** Provided material **
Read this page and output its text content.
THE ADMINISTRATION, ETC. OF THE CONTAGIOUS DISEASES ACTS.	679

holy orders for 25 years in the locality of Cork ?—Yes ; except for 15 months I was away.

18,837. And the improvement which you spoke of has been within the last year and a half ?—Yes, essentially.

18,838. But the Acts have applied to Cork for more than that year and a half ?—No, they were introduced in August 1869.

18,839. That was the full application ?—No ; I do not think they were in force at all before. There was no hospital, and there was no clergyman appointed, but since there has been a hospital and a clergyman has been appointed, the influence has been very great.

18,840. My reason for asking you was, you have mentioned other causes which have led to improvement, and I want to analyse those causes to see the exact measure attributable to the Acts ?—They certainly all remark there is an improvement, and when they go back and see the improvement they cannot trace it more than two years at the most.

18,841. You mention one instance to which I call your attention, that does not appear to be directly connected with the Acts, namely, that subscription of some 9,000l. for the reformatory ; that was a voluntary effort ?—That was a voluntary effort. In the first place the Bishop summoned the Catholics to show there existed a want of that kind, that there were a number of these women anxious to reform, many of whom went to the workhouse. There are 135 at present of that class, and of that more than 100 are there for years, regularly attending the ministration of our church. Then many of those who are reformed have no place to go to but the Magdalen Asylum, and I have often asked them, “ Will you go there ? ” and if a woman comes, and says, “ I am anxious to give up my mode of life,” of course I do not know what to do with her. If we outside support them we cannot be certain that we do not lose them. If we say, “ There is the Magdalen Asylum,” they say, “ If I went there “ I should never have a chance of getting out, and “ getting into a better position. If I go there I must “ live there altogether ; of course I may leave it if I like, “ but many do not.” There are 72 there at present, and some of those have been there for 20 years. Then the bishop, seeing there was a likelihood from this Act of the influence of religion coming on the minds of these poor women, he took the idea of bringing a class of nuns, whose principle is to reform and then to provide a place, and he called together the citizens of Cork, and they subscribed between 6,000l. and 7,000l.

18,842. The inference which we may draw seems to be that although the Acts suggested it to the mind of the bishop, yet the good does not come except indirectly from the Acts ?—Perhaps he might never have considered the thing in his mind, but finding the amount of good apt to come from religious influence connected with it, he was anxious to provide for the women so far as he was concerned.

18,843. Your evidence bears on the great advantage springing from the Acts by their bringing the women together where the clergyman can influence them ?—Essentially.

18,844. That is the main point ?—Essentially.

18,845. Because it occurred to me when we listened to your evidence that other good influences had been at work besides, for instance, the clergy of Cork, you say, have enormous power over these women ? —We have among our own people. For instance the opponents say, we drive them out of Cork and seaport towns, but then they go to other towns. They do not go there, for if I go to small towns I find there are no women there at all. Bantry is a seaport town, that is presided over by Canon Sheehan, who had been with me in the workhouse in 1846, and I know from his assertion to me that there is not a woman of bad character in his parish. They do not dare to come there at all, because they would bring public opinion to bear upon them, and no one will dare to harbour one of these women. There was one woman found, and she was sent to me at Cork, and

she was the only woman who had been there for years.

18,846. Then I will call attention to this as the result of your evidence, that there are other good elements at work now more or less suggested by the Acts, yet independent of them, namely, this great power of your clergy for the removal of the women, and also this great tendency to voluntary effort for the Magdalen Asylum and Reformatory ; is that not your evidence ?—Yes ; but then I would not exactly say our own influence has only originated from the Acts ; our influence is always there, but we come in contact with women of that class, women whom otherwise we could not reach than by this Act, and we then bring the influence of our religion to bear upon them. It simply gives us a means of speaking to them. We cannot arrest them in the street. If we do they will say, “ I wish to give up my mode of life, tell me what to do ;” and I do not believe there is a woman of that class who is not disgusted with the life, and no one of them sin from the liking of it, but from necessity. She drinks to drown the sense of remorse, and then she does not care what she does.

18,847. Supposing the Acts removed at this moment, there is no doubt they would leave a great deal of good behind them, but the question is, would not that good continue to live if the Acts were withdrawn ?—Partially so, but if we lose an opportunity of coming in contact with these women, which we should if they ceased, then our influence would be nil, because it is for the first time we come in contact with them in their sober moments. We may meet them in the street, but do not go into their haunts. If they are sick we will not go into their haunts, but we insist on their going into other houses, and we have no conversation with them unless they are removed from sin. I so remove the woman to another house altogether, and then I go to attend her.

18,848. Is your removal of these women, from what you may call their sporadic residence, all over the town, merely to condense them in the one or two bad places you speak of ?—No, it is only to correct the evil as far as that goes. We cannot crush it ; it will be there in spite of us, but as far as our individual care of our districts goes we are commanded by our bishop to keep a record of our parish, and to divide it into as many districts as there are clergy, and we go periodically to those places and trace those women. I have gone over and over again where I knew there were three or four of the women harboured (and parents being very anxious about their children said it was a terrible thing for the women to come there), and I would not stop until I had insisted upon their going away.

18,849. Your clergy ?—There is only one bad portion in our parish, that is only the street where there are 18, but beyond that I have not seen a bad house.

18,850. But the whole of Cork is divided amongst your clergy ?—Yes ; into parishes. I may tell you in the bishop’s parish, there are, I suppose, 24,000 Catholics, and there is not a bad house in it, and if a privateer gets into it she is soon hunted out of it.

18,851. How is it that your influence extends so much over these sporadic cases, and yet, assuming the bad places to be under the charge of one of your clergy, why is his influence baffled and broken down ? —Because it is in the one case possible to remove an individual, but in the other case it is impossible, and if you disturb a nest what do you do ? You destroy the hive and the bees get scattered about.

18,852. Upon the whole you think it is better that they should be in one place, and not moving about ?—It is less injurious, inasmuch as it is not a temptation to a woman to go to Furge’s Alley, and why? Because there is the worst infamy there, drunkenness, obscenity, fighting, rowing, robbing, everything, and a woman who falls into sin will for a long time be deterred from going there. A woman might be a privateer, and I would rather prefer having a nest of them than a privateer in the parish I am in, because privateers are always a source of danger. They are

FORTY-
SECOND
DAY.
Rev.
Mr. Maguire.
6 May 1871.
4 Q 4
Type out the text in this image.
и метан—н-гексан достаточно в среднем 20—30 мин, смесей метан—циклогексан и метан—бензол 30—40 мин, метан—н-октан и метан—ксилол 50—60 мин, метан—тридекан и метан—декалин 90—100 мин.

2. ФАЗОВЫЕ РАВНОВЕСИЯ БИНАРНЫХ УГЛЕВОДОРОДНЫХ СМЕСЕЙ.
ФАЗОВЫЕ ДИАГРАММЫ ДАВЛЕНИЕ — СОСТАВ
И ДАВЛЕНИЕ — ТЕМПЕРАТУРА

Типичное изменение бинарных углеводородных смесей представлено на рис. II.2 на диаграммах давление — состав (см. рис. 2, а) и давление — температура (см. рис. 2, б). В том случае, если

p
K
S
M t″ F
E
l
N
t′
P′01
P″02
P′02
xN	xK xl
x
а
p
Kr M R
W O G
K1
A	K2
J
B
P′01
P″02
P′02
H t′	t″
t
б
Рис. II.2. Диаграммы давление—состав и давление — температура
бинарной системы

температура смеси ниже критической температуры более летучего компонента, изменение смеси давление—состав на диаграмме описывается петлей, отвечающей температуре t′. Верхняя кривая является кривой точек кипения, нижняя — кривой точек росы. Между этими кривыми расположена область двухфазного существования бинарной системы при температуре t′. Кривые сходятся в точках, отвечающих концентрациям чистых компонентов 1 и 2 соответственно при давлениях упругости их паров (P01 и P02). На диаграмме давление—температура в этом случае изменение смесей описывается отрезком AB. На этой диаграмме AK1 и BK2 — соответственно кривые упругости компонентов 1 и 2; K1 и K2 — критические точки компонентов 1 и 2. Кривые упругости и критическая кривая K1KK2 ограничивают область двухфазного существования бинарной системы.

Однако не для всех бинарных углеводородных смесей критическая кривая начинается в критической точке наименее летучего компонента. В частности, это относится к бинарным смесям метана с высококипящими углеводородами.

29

** What is needed **
Say how many lines in this listing hold the string "privateer", giving the count and nothing more.

** Complete answer **
2